Dataset items:
%%
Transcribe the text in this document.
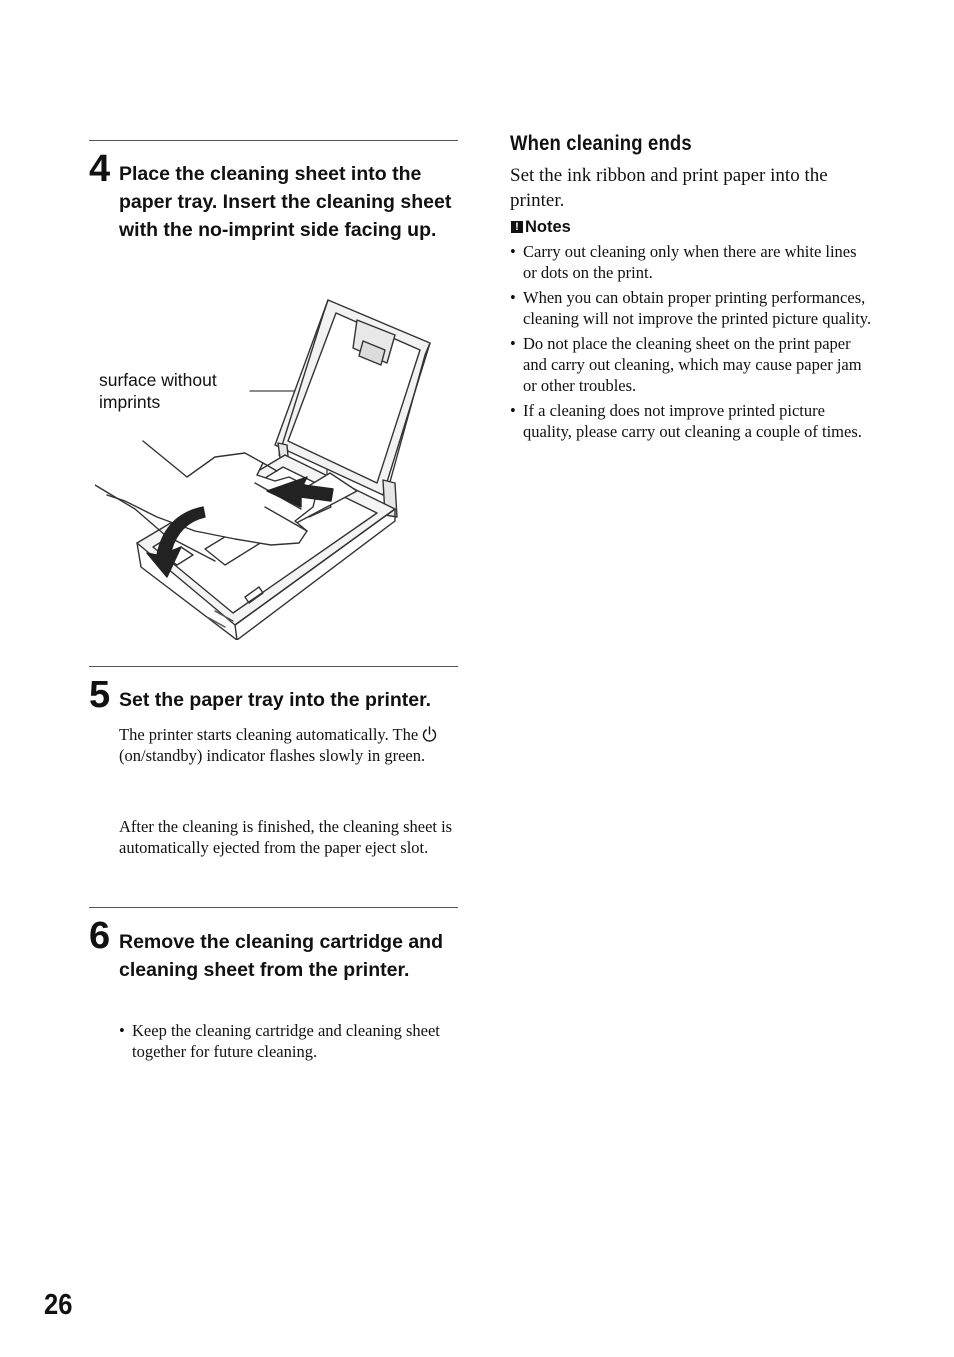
4 Place the cleaning sheet into the paper tray. Insert the cleaning sheet with the no-imprint side facing up.
surface without imprints
5 Set the paper tray into the printer.
The printer starts cleaning automatically. The  (on/standby) indicator flashes slowly in green.
After the cleaning is finished, the cleaning sheet is automatically ejected from the paper eject slot.
6 Remove the cleaning cartridge and cleaning sheet from the printer.
• Keep the cleaning cartridge and cleaning sheet together for future cleaning.
When cleaning ends
Set the ink ribbon and print paper into the printer.
! Notes
• Carry out cleaning only when there are white lines or dots on the print.
• When you can obtain proper printing performances, cleaning will not improve the printed picture quality.
• Do not place the cleaning sheet on the print paper and carry out cleaning, which may cause paper jam or other troubles.
• If a cleaning does not improve printed picture quality, please carry out cleaning a couple of times.
26
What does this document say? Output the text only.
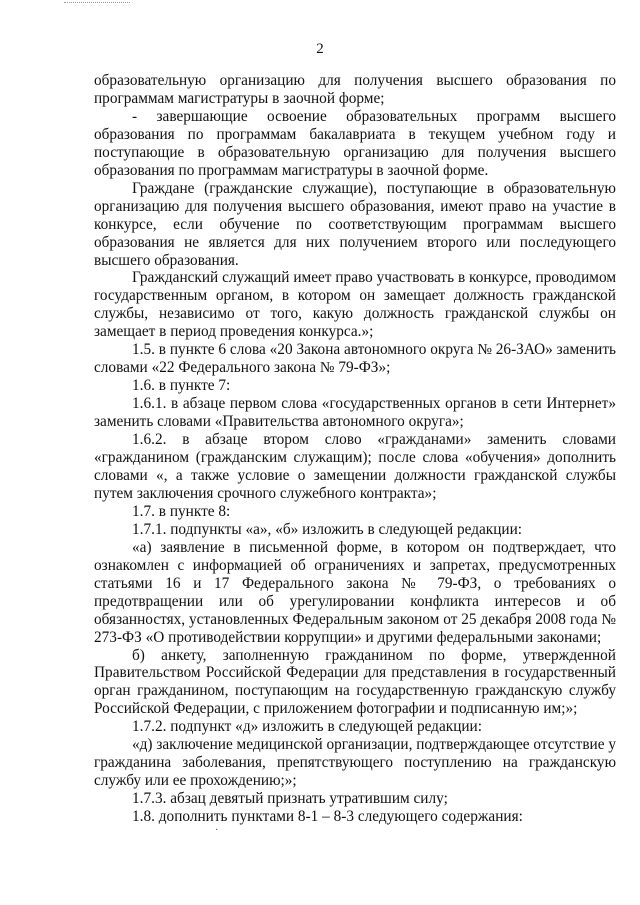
2

образовательную организацию для получения высшего образования по программам магистратуры в заочной форме;

- завершающие освоение образовательных программ высшего образования по программам бакалавриата в текущем учебном году и поступающие в образовательную организацию для получения высшего образования по программам магистратуры в заочной форме.

Граждане (гражданские служащие), поступающие в образовательную организацию для получения высшего образования, имеют право на участие в конкурсе, если обучение по соответствующим программам высшего образования не является для них получением второго или последующего высшего образования.

Гражданский служащий имеет право участвовать в конкурсе, проводимом государственным органом, в котором он замещает должность гражданской службы, независимо от того, какую должность гражданской службы он замещает в период проведения конкурса.»;

1.5. в пункте 6 слова «20 Закона автономного округа № 26-ЗАО» заменить словами «22 Федерального закона № 79-ФЗ»;

1.6. в пункте 7:

1.6.1. в абзаце первом слова «государственных органов в сети Интернет» заменить словами «Правительства автономного округа»;

1.6.2. в абзаце втором слово «гражданами» заменить словами «гражданином (гражданским служащим); после слова «обучения» дополнить словами «, а также условие о замещении должности гражданской службы путем заключения срочного служебного контракта»;

1.7. в пункте 8:

1.7.1. подпункты «а», «б» изложить в следующей редакции:

«а) заявление в письменной форме, в котором он подтверждает, что ознакомлен с информацией об ограничениях и запретах, предусмотренных статьями 16 и 17 Федерального закона № 79-ФЗ, о требованиях о предотвращении или об урегулировании конфликта интересов и об обязанностях, установленных Федеральным законом от 25 декабря 2008 года № 273-ФЗ «О противодействии коррупции» и другими федеральными законами;

б) анкету, заполненную гражданином по форме, утвержденной Правительством Российской Федерации для представления в государственный орган гражданином, поступающим на государственную гражданскую службу Российской Федерации, с приложением фотографии и подписанную им;»;

1.7.2. подпункт «д» изложить в следующей редакции:

«д) заключение медицинской организации, подтверждающее отсутствие у гражданина заболевания, препятствующего поступлению на гражданскую службу или ее прохождению;»;

1.7.3. абзац девятый признать утратившим силу;

1.8. дополнить пунктами 8-1 – 8-3 следующего содержания:

·
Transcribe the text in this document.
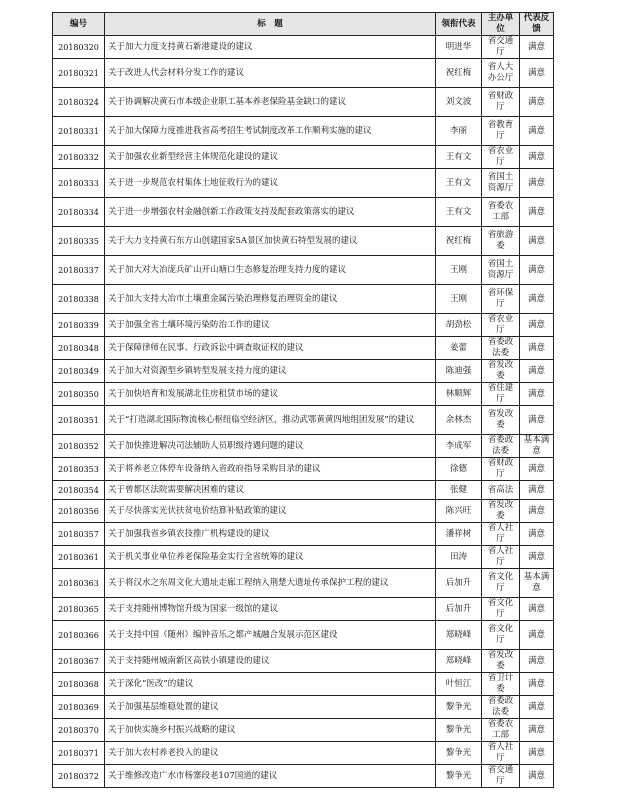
编号	标　题	领衔代表	主办单位	代表反馈
20180320	关于加大力度支持黄石新港建设的建议	明进华	省交通厅	满意
20180321	关于改进人代会材料分发工作的建议	祝红梅	省人大办公厅	满意
20180324	关于协调解决黄石市本级企业职工基本养老保险基金缺口的建议	刘文波	省财政厅	满意
20180331	关于加大保障力度推进我省高考招生考试制度改革工作顺利实施的建议	李丽	省教育厅	满意
20180332	关于加强农业新型经营主体规范化建设的建议	王有文	省农业厅	满意
20180333	关于进一步规范农村集体土地征收行为的建议	王有文	省国土资源厅	满意
20180334	关于进一步增强农村金融创新工作政策支持及配套政策落实的建议	王有文	省委农工部	满意
20180335	关于大力支持黄石东方山创建国家5A景区加快黄石特型发展的建议	祝红梅	省旅游委	满意
20180337	关于加大对大冶庞兵矿山开山塘口生态修复治理支持力度的建议	王刚	省国土资源厅	满意
20180338	关于加大支持大冶市土壤重金属污染治理修复治理资金的建议	王刚	省环保厅	满意
20180339	关于加强全省土壤环境污染防治工作的建议	胡劲松	省农业厅	满意
20180348	关于保障律师在民事、行政诉讼中调查取证权的建议	姜蕾	省委政法委	满意
20180349	关于加大对资源型乡镇转型发展支持力度的建议	陈迪强	省发改委	满意
20180350	关于加快培育和发展湖北住房租赁市场的建议	林顺辉	省住建厅	满意
20180351	关于“打造湖北国际物流核心枢纽临空经济区，推动武鄂黄黄四地组团发展”的建议	余林杰	省发改委	满意
20180352	关于加快推进解决司法辅助人员职级待遇问题的建议	李成军	省委政法委	基本满意
20180353	关于将养老立体停车设备纳入省政府指导采购目录的建议	徐德	省财政厅	满意
20180354	关于曾都区法院需要解决困难的建议	张健	省高法	满意
20180356	关于尽快落实光伏扶贫电价结算补贴政策的建议	陈兴旺	省发改委	满意
20180357	关于加强我省乡镇农技推广机构建设的建议	潘祥树	省人社厅	满意
20180361	关于机关事业单位养老保险基金实行全省统筹的建议	田涛	省人社厅	满意
20180363	关于将汉水之东周文化大遗址走廊工程纳入荆楚大遗址传承保护工程的建议	后加升	省文化厅	基本满意
20180365	关于支持随州博物馆升级为国家一级馆的建议	后加升	省文化厅	满意
20180366	关于支持中国（随州）编钟音乐之都产城融合发展示范区建设	郑晓峰	省文化厅	满意
20180367	关于支持随州城南新区高铁小镇建设的建议	郑晓峰	省发改委	满意
20180368	关于深化“医改”的建议	叶恒江	省卫计委	满意
20180369	关于加强基层维稳处置的建议	黎争光	省委政法委	满意
20180370	关于加快实施乡村振兴战略的建议	黎争光	省委农工部	满意
20180371	关于加大农村养老投入的建议	黎争光	省人社厅	满意
20180372	关于维修改造广水市杨寨段老107国道的建议	黎争光	省交通厅	满意
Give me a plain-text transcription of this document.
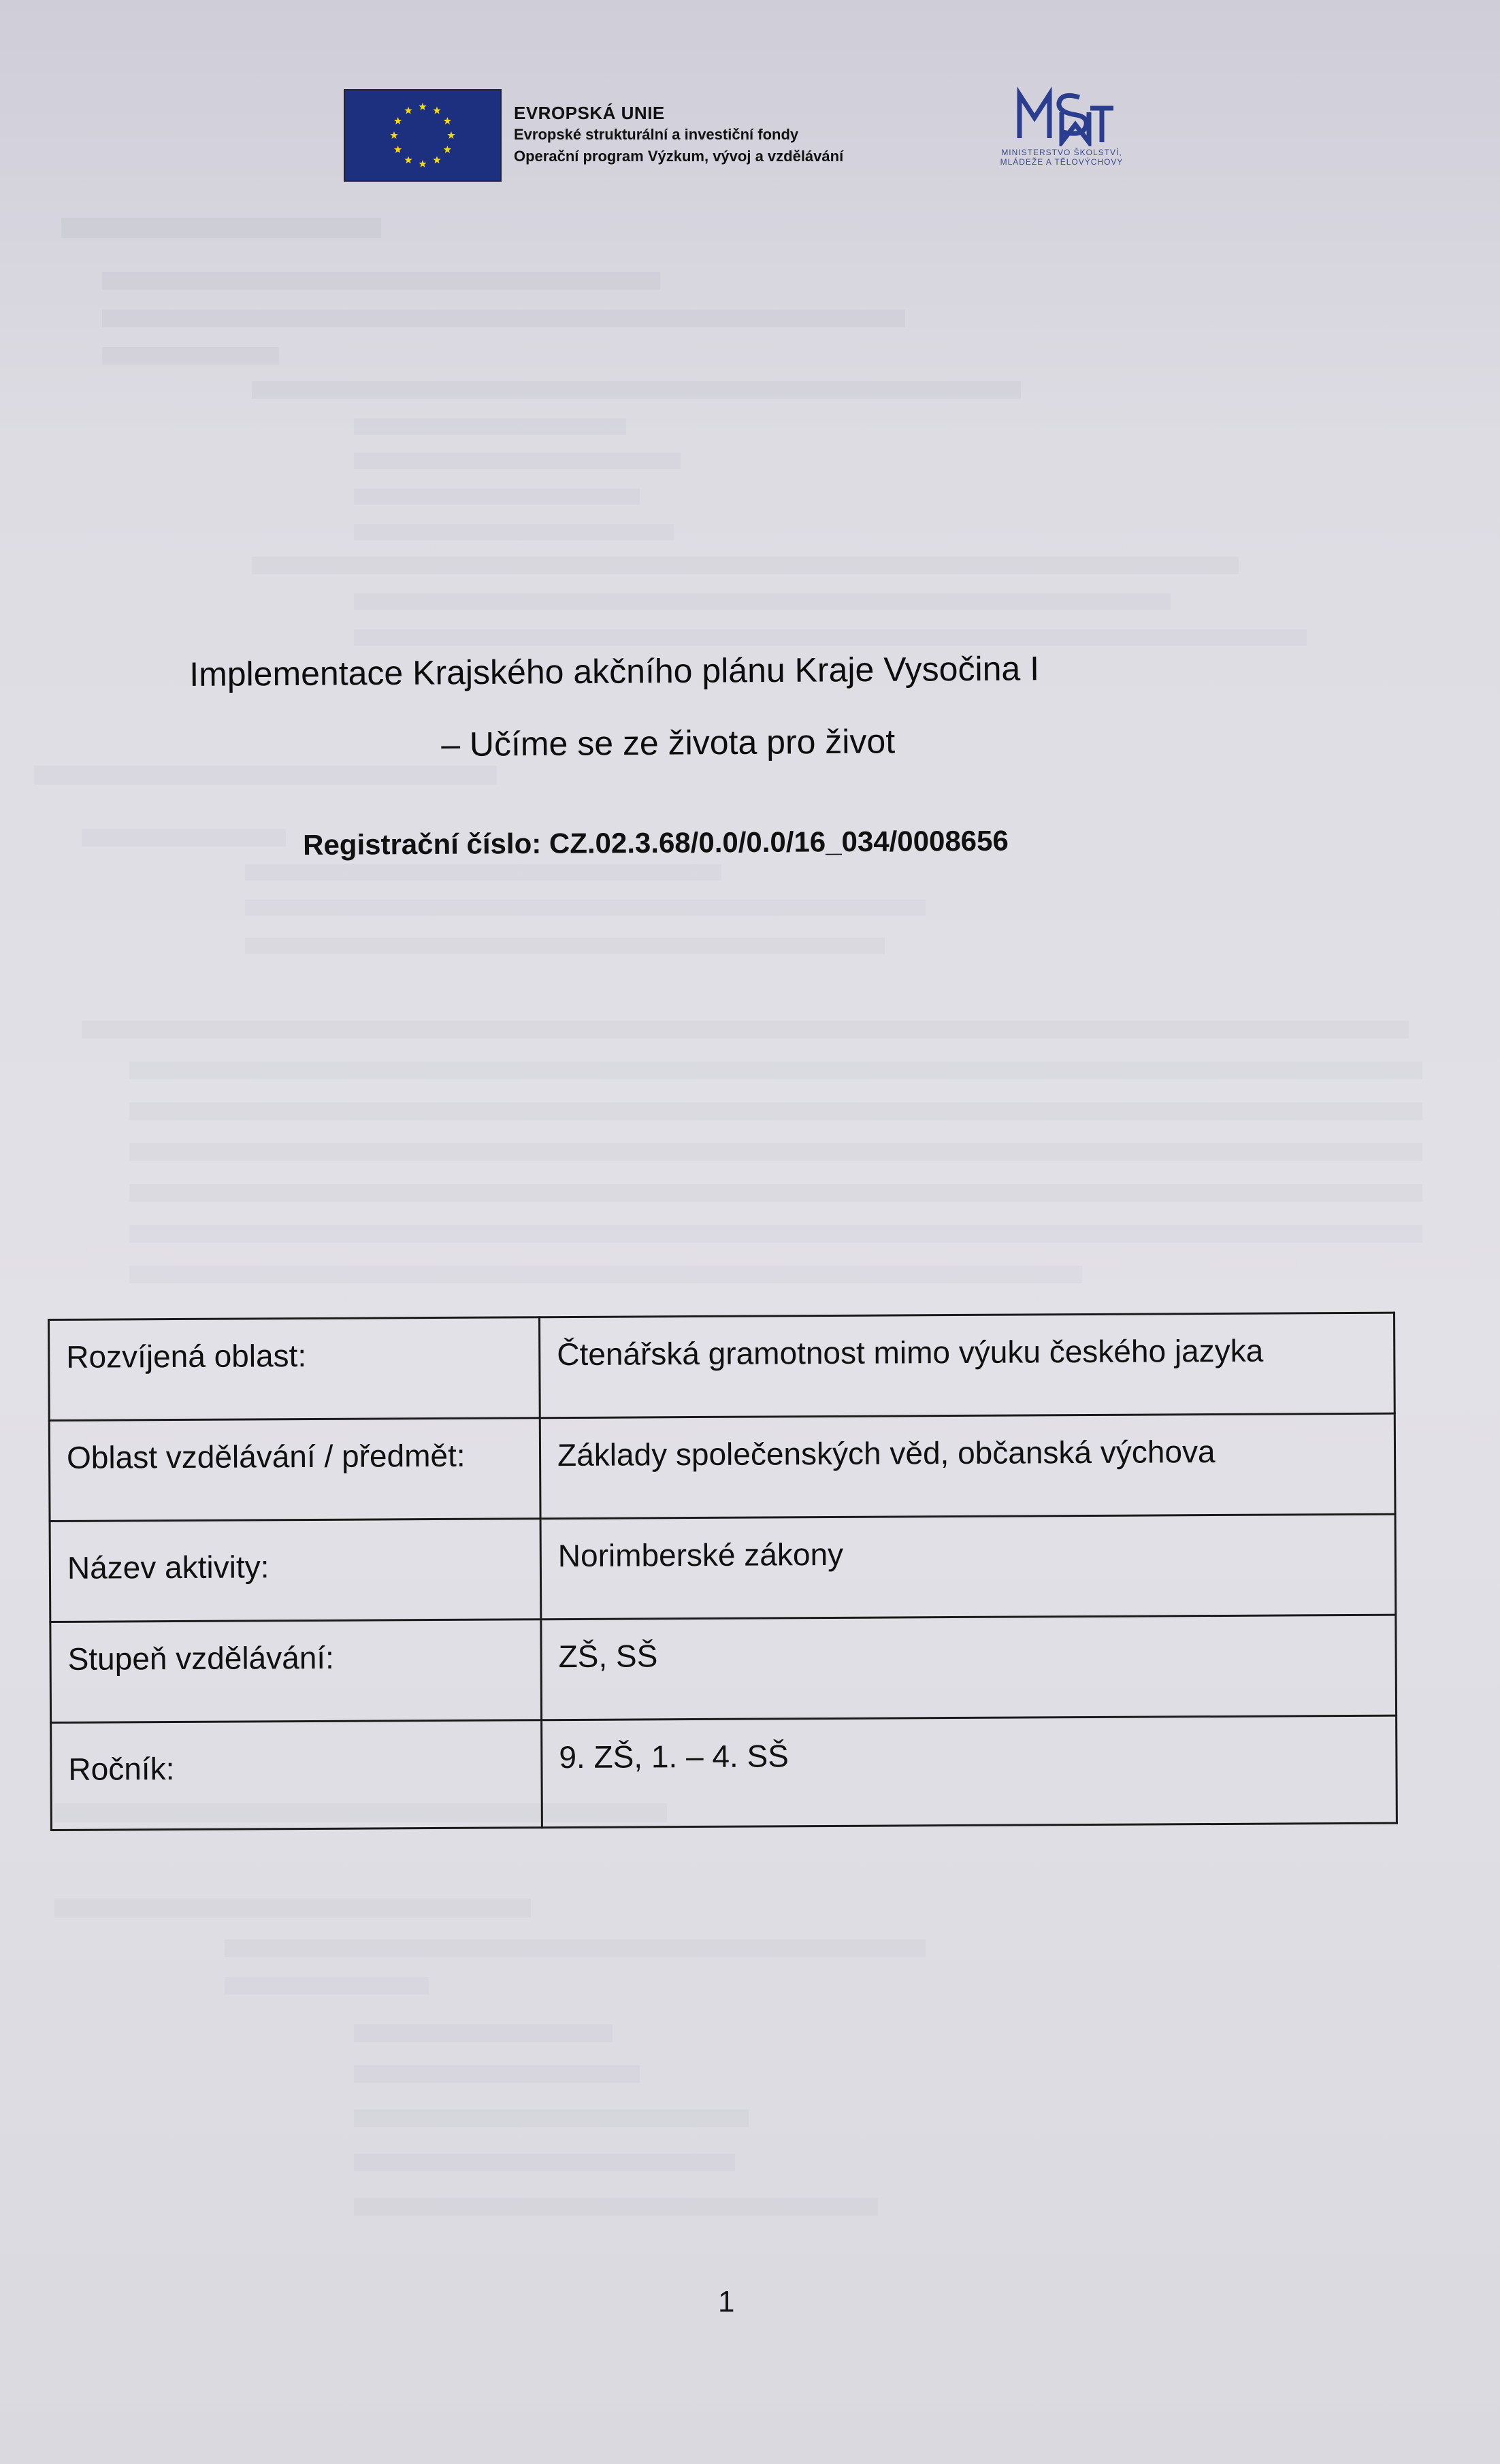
EVROPSKÁ UNIE
Evropské strukturální a investiční fondy
Operační program Výzkum, vývoj a vzdělávání	MINISTERSTVO ŠKOLSTVÍ,
MLÁDEŽE A TĚLOVÝCHOVY
Implementace Krajského akčního plánu Kraje Vysočina I
– Učíme se ze života pro život
Registrační číslo: CZ.02.3.68/0.0/0.0/16_034/0008656
Rozvíjená oblast:	Čtenářská gramotnost mimo výuku českého jazyka
Oblast vzdělávání / předmět:	Základy společenských věd, občanská výchova
Název aktivity:	Norimberské zákony
Stupeň vzdělávání:	ZŠ, SŠ
Ročník:	9. ZŠ, 1. – 4. SŠ
1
%%
SHORT TASK:
Print out the material word for word, omitting the pictures.

WRITTEN SOLUTION:
Transcribe the text in this document.
4 Place the cleaning sheet into the paper tray. Insert the cleaning sheet with the no-imprint side facing up.
surface without imprints
5 Set the paper tray into the printer.
The printer starts cleaning automatically. The  (on/standby) indicator flashes slowly in green.
After the cleaning is finished, the cleaning sheet is automatically ejected from the paper eject slot.
6 Remove the cleaning cartridge and cleaning sheet from the printer.
• Keep the cleaning cartridge and cleaning sheet together for future cleaning.
When cleaning ends
Set the ink ribbon and print paper into the printer.
! Notes
• Carry out cleaning only when there are white lines or dots on the print.
• When you can obtain proper printing performances, cleaning will not improve the printed picture quality.
• Do not place the cleaning sheet on the print paper and carry out cleaning, which may cause paper jam or other troubles.
• If a cleaning does not improve printed picture quality, please carry out cleaning a couple of times.
26
What does this document say? Output the text only.
2

образовательную организацию для получения высшего образования по программам магистратуры в заочной форме;

- завершающие освоение образовательных программ высшего образования по программам бакалавриата в текущем учебном году и поступающие в образовательную организацию для получения высшего образования по программам магистратуры в заочной форме.

Граждане (гражданские служащие), поступающие в образовательную организацию для получения высшего образования, имеют право на участие в конкурсе, если обучение по соответствующим программам высшего образования не является для них получением второго или последующего высшего образования.

Гражданский служащий имеет право участвовать в конкурсе, проводимом государственным органом, в котором он замещает должность гражданской службы, независимо от того, какую должность гражданской службы он замещает в период проведения конкурса.»;

1.5. в пункте 6 слова «20 Закона автономного округа № 26-ЗАО» заменить словами «22 Федерального закона № 79-ФЗ»;

1.6. в пункте 7:

1.6.1. в абзаце первом слова «государственных органов в сети Интернет» заменить словами «Правительства автономного округа»;

1.6.2. в абзаце втором слово «гражданами» заменить словами «гражданином (гражданским служащим); после слова «обучения» дополнить словами «, а также условие о замещении должности гражданской службы путем заключения срочного служебного контракта»;

1.7. в пункте 8:

1.7.1. подпункты «а», «б» изложить в следующей редакции:

«а) заявление в письменной форме, в котором он подтверждает, что ознакомлен с информацией об ограничениях и запретах, предусмотренных статьями 16 и 17 Федерального закона № 79-ФЗ, о требованиях о предотвращении или об урегулировании конфликта интересов и об обязанностях, установленных Федеральным законом от 25 декабря 2008 года № 273-ФЗ «О противодействии коррупции» и другими федеральными законами;

б) анкету, заполненную гражданином по форме, утвержденной Правительством Российской Федерации для представления в государственный орган гражданином, поступающим на государственную гражданскую службу Российской Федерации, с приложением фотографии и подписанную им;»;

1.7.2. подпункт «д» изложить в следующей редакции:

«д) заключение медицинской организации, подтверждающее отсутствие у гражданина заболевания, препятствующего поступлению на гражданскую службу или ее прохождению;»;

1.7.3. абзац девятый признать утратившим силу;

1.8. дополнить пунктами 8-1 – 8-3 следующего содержания:

·
Transcribe the text in this document.
编号	标　题	领衔代表	主办单位	代表反馈
20180320	关于加大力度支持黄石新港建设的建议	明进华	省交通厅	满意
20180321	关于改进人代会材料分发工作的建议	祝红梅	省人大办公厅	满意
20180324	关于协调解决黄石市本级企业职工基本养老保险基金缺口的建议	刘文波	省财政厅	满意
20180331	关于加大保障力度推进我省高考招生考试制度改革工作顺利实施的建议	李丽	省教育厅	满意
20180332	关于加强农业新型经营主体规范化建设的建议	王有文	省农业厅	满意
20180333	关于进一步规范农村集体土地征收行为的建议	王有文	省国土资源厅	满意
20180334	关于进一步增强农村金融创新工作政策支持及配套政策落实的建议	王有文	省委农工部	满意
20180335	关于大力支持黄石东方山创建国家5A景区加快黄石特型发展的建议	祝红梅	省旅游委	满意
20180337	关于加大对大冶庞兵矿山开山塘口生态修复治理支持力度的建议	王刚	省国土资源厅	满意
20180338	关于加大支持大冶市土壤重金属污染治理修复治理资金的建议	王刚	省环保厅	满意
20180339	关于加强全省土壤环境污染防治工作的建议	胡劲松	省农业厅	满意
20180348	关于保障律师在民事、行政诉讼中调查取证权的建议	姜蕾	省委政法委	满意
20180349	关于加大对资源型乡镇转型发展支持力度的建议	陈迪强	省发改委	满意
20180350	关于加快培育和发展湖北住房租赁市场的建议	林顺辉	省住建厅	满意
20180351	关于“打造湖北国际物流核心枢纽临空经济区，推动武鄂黄黄四地组团发展”的建议	余林杰	省发改委	满意
20180352	关于加快推进解决司法辅助人员职级待遇问题的建议	李成军	省委政法委	基本满意
20180353	关于将养老立体停车设备纳入省政府指导采购目录的建议	徐德	省财政厅	满意
20180354	关于曾都区法院需要解决困难的建议	张健	省高法	满意
20180356	关于尽快落实光伏扶贫电价结算补贴政策的建议	陈兴旺	省发改委	满意
20180357	关于加强我省乡镇农技推广机构建设的建议	潘祥树	省人社厅	满意
20180361	关于机关事业单位养老保险基金实行全省统筹的建议	田涛	省人社厅	满意
20180363	关于将汉水之东周文化大遗址走廊工程纳入荆楚大遗址传承保护工程的建议	后加升	省文化厅	基本满意
20180365	关于支持随州博物馆升级为国家一级馆的建议	后加升	省文化厅	满意
20180366	关于支持中国（随州）编钟音乐之都产城融合发展示范区建设	郑晓峰	省文化厅	满意
20180367	关于支持随州城南新区高铁小镇建设的建议	郑晓峰	省发改委	满意
20180368	关于深化“医改”的建议	叶恒江	省卫计委	满意
20180369	关于加强基层维稳处置的建议	黎争光	省委政法委	满意
20180370	关于加快实施乡村振兴战略的建议	黎争光	省委农工部	满意
20180371	关于加大农村养老投入的建议	黎争光	省人社厅	满意
20180372	关于维修改造广水市杨寨段老107国道的建议	黎争光	省交通厅	满意
Give me a plain-text transcription of this document.
EVROPSKÁ UNIE
Evropské strukturální a investiční fondy
Operační program Výzkum, vývoj a vzdělávání	MINISTERSTVO ŠKOLSTVÍ,
MLÁDEŽE A TĚLOVÝCHOVY
Implementace Krajského akčního plánu Kraje Vysočina I
– Učíme se ze života pro život
Registrační číslo: CZ.02.3.68/0.0/0.0/16_034/0008656
Rozvíjená oblast:	Čtenářská gramotnost mimo výuku českého jazyka
Oblast vzdělávání / předmět:	Základy společenských věd, občanská výchova
Název aktivity:	Norimberské zákony
Stupeň vzdělávání:	ZŠ, SŠ
Ročník:	9. ZŠ, 1. – 4. SŠ
1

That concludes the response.